> _Data extract_
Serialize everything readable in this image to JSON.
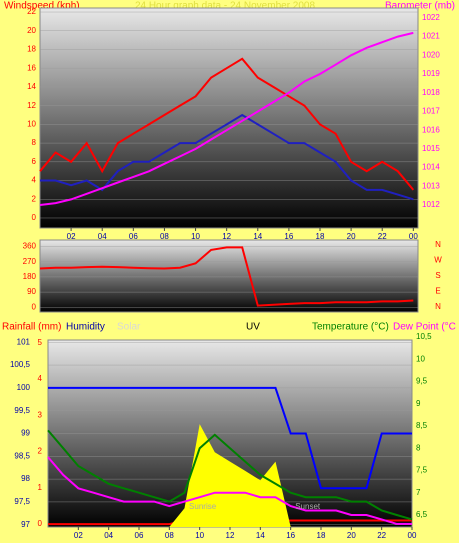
{
  "chart_data": [
    {
      "type": "line",
      "title": "24 Hour graph data - 24 November 2008",
      "x": [
        0,
        1,
        2,
        3,
        4,
        5,
        6,
        7,
        8,
        9,
        10,
        11,
        12,
        13,
        14,
        15,
        16,
        17,
        18,
        19,
        20,
        21,
        22,
        23,
        24
      ],
      "series": [
        {
          "name": "Windspeed (kph)",
          "color": "#ff0000",
          "values": [
            5,
            7,
            6,
            8,
            5,
            8,
            9,
            10,
            11,
            12,
            13,
            15,
            16,
            17,
            15,
            14,
            13,
            12,
            10,
            9,
            6,
            5,
            6,
            5,
            3
          ]
        },
        {
          "color": "#2020c0",
          "values": [
            4,
            4,
            3.5,
            4,
            3,
            5,
            6,
            6,
            7,
            8,
            8,
            9,
            10,
            11,
            10,
            9,
            8,
            8,
            7,
            6,
            4,
            3,
            3,
            2.5,
            2
          ]
        },
        {
          "name": "Barometer (mb)",
          "color": "#ff00ff",
          "axis": "y2",
          "values": [
            1012,
            1012.1,
            1012.3,
            1012.6,
            1012.9,
            1013.2,
            1013.5,
            1013.8,
            1014.2,
            1014.6,
            1015,
            1015.5,
            1016,
            1016.5,
            1017,
            1017.5,
            1018,
            1018.6,
            1019,
            1019.5,
            1020,
            1020.4,
            1020.7,
            1021,
            1021.2
          ]
        }
      ],
      "xlim": [
        0,
        24.3
      ],
      "xticks": [
        {
          "value": 2,
          "label": "02"
        },
        {
          "value": 4,
          "label": "04"
        },
        {
          "value": 6,
          "label": "06"
        },
        {
          "value": 8,
          "label": "08"
        },
        10,
        12,
        14,
        16,
        18,
        20,
        22,
        {
          "value": 24,
          "label": "00"
        }
      ],
      "ylim": [
        -1.07,
        22.43
      ],
      "yticks": [
        0,
        2,
        4,
        6,
        8,
        10,
        12,
        14,
        16,
        18,
        20,
        22
      ],
      "ytick_color": "#ff0000",
      "y2lim": [
        1010.77,
        1022.53
      ],
      "y2ticks": [
        1012,
        1013,
        1014,
        1015,
        1016,
        1017,
        1018,
        1019,
        1020,
        1021,
        1022
      ],
      "y2tick_color": "#ff00ff"
    },
    {
      "type": "line",
      "x": [
        0,
        1,
        2,
        3,
        4,
        5,
        6,
        7,
        8,
        9,
        10,
        11,
        12,
        13,
        14,
        15,
        16,
        17,
        18,
        19,
        20,
        21,
        22,
        23,
        24
      ],
      "series": [
        {
          "color": "#ff0000",
          "values": [
            230,
            235,
            235,
            238,
            240,
            238,
            235,
            232,
            230,
            235,
            260,
            340,
            355,
            355,
            10,
            15,
            20,
            25,
            25,
            30,
            30,
            30,
            35,
            35,
            40
          ]
        }
      ],
      "xlim": [
        0,
        24.3
      ],
      "ylim": [
        -28,
        399
      ],
      "yticks": [
        0,
        90,
        180,
        270,
        360
      ],
      "ytick_color": "#ff0000",
      "compass": [
        "N",
        "W",
        "S",
        "E",
        "N"
      ]
    },
    {
      "type": "line",
      "uv_label": "UV",
      "x": [
        0,
        1,
        2,
        3,
        4,
        5,
        6,
        7,
        8,
        9,
        10,
        11,
        12,
        13,
        14,
        15,
        16,
        17,
        18,
        19,
        20,
        21,
        22,
        23,
        24
      ],
      "series": [
        {
          "name": "Rainfall (mm)",
          "color": "#ff0000",
          "axis": "y3",
          "values": [
            0,
            0,
            0,
            0,
            0,
            0,
            0,
            0,
            0,
            0.1,
            0.1,
            0.1,
            0.1,
            0.1,
            0.1,
            0.1,
            0.1,
            0.1,
            0.1,
            0.1,
            0.1,
            0.1,
            0.1,
            0.1,
            0.1
          ]
        },
        {
          "name": "Humidity",
          "color": "#0000ff",
          "values": [
            100,
            100,
            100,
            100,
            100,
            100,
            100,
            100,
            100,
            100,
            100,
            100,
            100,
            100,
            100,
            100,
            99,
            99,
            97.8,
            97.8,
            97.8,
            97.8,
            99,
            99,
            99
          ]
        },
        {
          "name": "Solar",
          "color": "#ffff00",
          "axis": "y4",
          "fill": true,
          "values": [
            0,
            0,
            0,
            0,
            0,
            0,
            0,
            0,
            0,
            10,
            55,
            40,
            35,
            30,
            25,
            35,
            0,
            0,
            0,
            0,
            0,
            0,
            0,
            0,
            0
          ]
        },
        {
          "name": "Temperature (°C)",
          "color": "#008000",
          "axis": "y2",
          "values": [
            8.4,
            8.0,
            7.6,
            7.4,
            7.2,
            7.1,
            7.0,
            6.9,
            6.8,
            7.0,
            8.0,
            8.3,
            8.0,
            7.7,
            7.4,
            7.2,
            7.0,
            6.9,
            6.9,
            6.9,
            6.8,
            6.8,
            6.6,
            6.5,
            6.4
          ]
        },
        {
          "name": "Dew Point (°C",
          "color": "#ff00ff",
          "axis": "y2",
          "values": [
            7.8,
            7.4,
            7.1,
            7.0,
            6.9,
            6.8,
            6.8,
            6.8,
            6.7,
            6.8,
            6.9,
            7.0,
            7.0,
            7.0,
            6.9,
            6.9,
            6.7,
            6.6,
            6.6,
            6.6,
            6.5,
            6.5,
            6.4,
            6.3,
            6.3
          ]
        }
      ],
      "xlim": [
        0,
        24
      ],
      "xticks": [
        {
          "value": 2,
          "label": "02"
        },
        {
          "value": 4,
          "label": "04"
        },
        {
          "value": 6,
          "label": "06"
        },
        {
          "value": 8,
          "label": "08"
        },
        10,
        12,
        14,
        16,
        18,
        20,
        22,
        {
          "value": 24,
          "label": "00"
        }
      ],
      "ylim": [
        96.95,
        101.05
      ],
      "yticks": [
        97,
        {
          "value": 97.5,
          "label": "97,5"
        },
        98,
        {
          "value": 98.5,
          "label": "98,5"
        },
        99,
        {
          "value": 99.5,
          "label": "99,5"
        },
        100,
        {
          "value": 100.5,
          "label": "100,5"
        },
        101
      ],
      "ytick_color": "#0000aa",
      "y2lim": [
        6.23,
        10.43
      ],
      "y2ticks": [
        {
          "value": 6.5,
          "label": "6,5"
        },
        7,
        {
          "value": 7.5,
          "label": "7,5"
        },
        8,
        {
          "value": 8.5,
          "label": "8,5"
        },
        9,
        {
          "value": 9.5,
          "label": "9,5"
        },
        10,
        {
          "value": 10.5,
          "label": "10,5"
        }
      ],
      "y2tick_color": "#008000",
      "y3lim": [
        -0.08,
        5.08
      ],
      "y3ticks": [
        0,
        1,
        2,
        3,
        4,
        5
      ],
      "y3tick_color": "#ff0000",
      "y4lim": [
        0,
        100
      ],
      "annotations": [
        {
          "text": "Sunrise",
          "x": 9.3
        },
        {
          "text": "Sunset",
          "x": 16.3
        }
      ]
    }
  ]
}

> _Exercise goal_
The records above are to be restated exactly, without their pictures.

> _Solution for this problem_
Serialize everything readable in this image to JSON.
{
  "chart_data": [
    {
      "type": "line",
      "title": "24 Hour graph data - 24 November 2008",
      "x": [
        0,
        1,
        2,
        3,
        4,
        5,
        6,
        7,
        8,
        9,
        10,
        11,
        12,
        13,
        14,
        15,
        16,
        17,
        18,
        19,
        20,
        21,
        22,
        23,
        24
      ],
      "series": [
        {
          "name": "Windspeed (kph)",
          "color": "#ff0000",
          "values": [
            5,
            7,
            6,
            8,
            5,
            8,
            9,
            10,
            11,
            12,
            13,
            15,
            16,
            17,
            15,
            14,
            13,
            12,
            10,
            9,
            6,
            5,
            6,
            5,
            3
          ]
        },
        {
          "color": "#2020c0",
          "values": [
            4,
            4,
            3.5,
            4,
            3,
            5,
            6,
            6,
            7,
            8,
            8,
            9,
            10,
            11,
            10,
            9,
            8,
            8,
            7,
            6,
            4,
            3,
            3,
            2.5,
            2
          ]
        },
        {
          "name": "Barometer (mb)",
          "color": "#ff00ff",
          "axis": "y2",
          "values": [
            1012,
            1012.1,
            1012.3,
            1012.6,
            1012.9,
            1013.2,
            1013.5,
            1013.8,
            1014.2,
            1014.6,
            1015,
            1015.5,
            1016,
            1016.5,
            1017,
            1017.5,
            1018,
            1018.6,
            1019,
            1019.5,
            1020,
            1020.4,
            1020.7,
            1021,
            1021.2
          ]
        }
      ],
      "xlim": [
        0,
        24.3
      ],
      "xticks": [
        {
          "value": 2,
          "label": "02"
        },
        {
          "value": 4,
          "label": "04"
        },
        {
          "value": 6,
          "label": "06"
        },
        {
          "value": 8,
          "label": "08"
        },
        10,
        12,
        14,
        16,
        18,
        20,
        22,
        {
          "value": 24,
          "label": "00"
        }
      ],
      "ylim": [
        -1.07,
        22.43
      ],
      "yticks": [
        0,
        2,
        4,
        6,
        8,
        10,
        12,
        14,
        16,
        18,
        20,
        22
      ],
      "ytick_color": "#ff0000",
      "y2lim": [
        1010.77,
        1022.53
      ],
      "y2ticks": [
        1012,
        1013,
        1014,
        1015,
        1016,
        1017,
        1018,
        1019,
        1020,
        1021,
        1022
      ],
      "y2tick_color": "#ff00ff"
    },
    {
      "type": "line",
      "x": [
        0,
        1,
        2,
        3,
        4,
        5,
        6,
        7,
        8,
        9,
        10,
        11,
        12,
        13,
        14,
        15,
        16,
        17,
        18,
        19,
        20,
        21,
        22,
        23,
        24
      ],
      "series": [
        {
          "color": "#ff0000",
          "values": [
            230,
            235,
            235,
            238,
            240,
            238,
            235,
            232,
            230,
            235,
            260,
            340,
            355,
            355,
            10,
            15,
            20,
            25,
            25,
            30,
            30,
            30,
            35,
            35,
            40
          ]
        }
      ],
      "xlim": [
        0,
        24.3
      ],
      "ylim": [
        -28,
        399
      ],
      "yticks": [
        0,
        90,
        180,
        270,
        360
      ],
      "ytick_color": "#ff0000",
      "compass": [
        "N",
        "W",
        "S",
        "E",
        "N"
      ]
    },
    {
      "type": "line",
      "uv_label": "UV",
      "x": [
        0,
        1,
        2,
        3,
        4,
        5,
        6,
        7,
        8,
        9,
        10,
        11,
        12,
        13,
        14,
        15,
        16,
        17,
        18,
        19,
        20,
        21,
        22,
        23,
        24
      ],
      "series": [
        {
          "name": "Rainfall (mm)",
          "color": "#ff0000",
          "axis": "y3",
          "values": [
            0,
            0,
            0,
            0,
            0,
            0,
            0,
            0,
            0,
            0.1,
            0.1,
            0.1,
            0.1,
            0.1,
            0.1,
            0.1,
            0.1,
            0.1,
            0.1,
            0.1,
            0.1,
            0.1,
            0.1,
            0.1,
            0.1
          ]
        },
        {
          "name": "Humidity",
          "color": "#0000ff",
          "values": [
            100,
            100,
            100,
            100,
            100,
            100,
            100,
            100,
            100,
            100,
            100,
            100,
            100,
            100,
            100,
            100,
            99,
            99,
            97.8,
            97.8,
            97.8,
            97.8,
            99,
            99,
            99
          ]
        },
        {
          "name": "Solar",
          "color": "#ffff00",
          "axis": "y4",
          "fill": true,
          "values": [
            0,
            0,
            0,
            0,
            0,
            0,
            0,
            0,
            0,
            10,
            55,
            40,
            35,
            30,
            25,
            35,
            0,
            0,
            0,
            0,
            0,
            0,
            0,
            0,
            0
          ]
        },
        {
          "name": "Temperature (°C)",
          "color": "#008000",
          "axis": "y2",
          "values": [
            8.4,
            8.0,
            7.6,
            7.4,
            7.2,
            7.1,
            7.0,
            6.9,
            6.8,
            7.0,
            8.0,
            8.3,
            8.0,
            7.7,
            7.4,
            7.2,
            7.0,
            6.9,
            6.9,
            6.9,
            6.8,
            6.8,
            6.6,
            6.5,
            6.4
          ]
        },
        {
          "name": "Dew Point (°C",
          "color": "#ff00ff",
          "axis": "y2",
          "values": [
            7.8,
            7.4,
            7.1,
            7.0,
            6.9,
            6.8,
            6.8,
            6.8,
            6.7,
            6.8,
            6.9,
            7.0,
            7.0,
            7.0,
            6.9,
            6.9,
            6.7,
            6.6,
            6.6,
            6.6,
            6.5,
            6.5,
            6.4,
            6.3,
            6.3
          ]
        }
      ],
      "xlim": [
        0,
        24
      ],
      "xticks": [
        {
          "value": 2,
          "label": "02"
        },
        {
          "value": 4,
          "label": "04"
        },
        {
          "value": 6,
          "label": "06"
        },
        {
          "value": 8,
          "label": "08"
        },
        10,
        12,
        14,
        16,
        18,
        20,
        22,
        {
          "value": 24,
          "label": "00"
        }
      ],
      "ylim": [
        96.95,
        101.05
      ],
      "yticks": [
        97,
        {
          "value": 97.5,
          "label": "97,5"
        },
        98,
        {
          "value": 98.5,
          "label": "98,5"
        },
        99,
        {
          "value": 99.5,
          "label": "99,5"
        },
        100,
        {
          "value": 100.5,
          "label": "100,5"
        },
        101
      ],
      "ytick_color": "#0000aa",
      "y2lim": [
        6.23,
        10.43
      ],
      "y2ticks": [
        {
          "value": 6.5,
          "label": "6,5"
        },
        7,
        {
          "value": 7.5,
          "label": "7,5"
        },
        8,
        {
          "value": 8.5,
          "label": "8,5"
        },
        9,
        {
          "value": 9.5,
          "label": "9,5"
        },
        10,
        {
          "value": 10.5,
          "label": "10,5"
        }
      ],
      "y2tick_color": "#008000",
      "y3lim": [
        -0.08,
        5.08
      ],
      "y3ticks": [
        0,
        1,
        2,
        3,
        4,
        5
      ],
      "y3tick_color": "#ff0000",
      "y4lim": [
        0,
        100
      ],
      "annotations": [
        {
          "text": "Sunrise",
          "x": 9.3
        },
        {
          "text": "Sunset",
          "x": 16.3
        }
      ]
    }
  ]
}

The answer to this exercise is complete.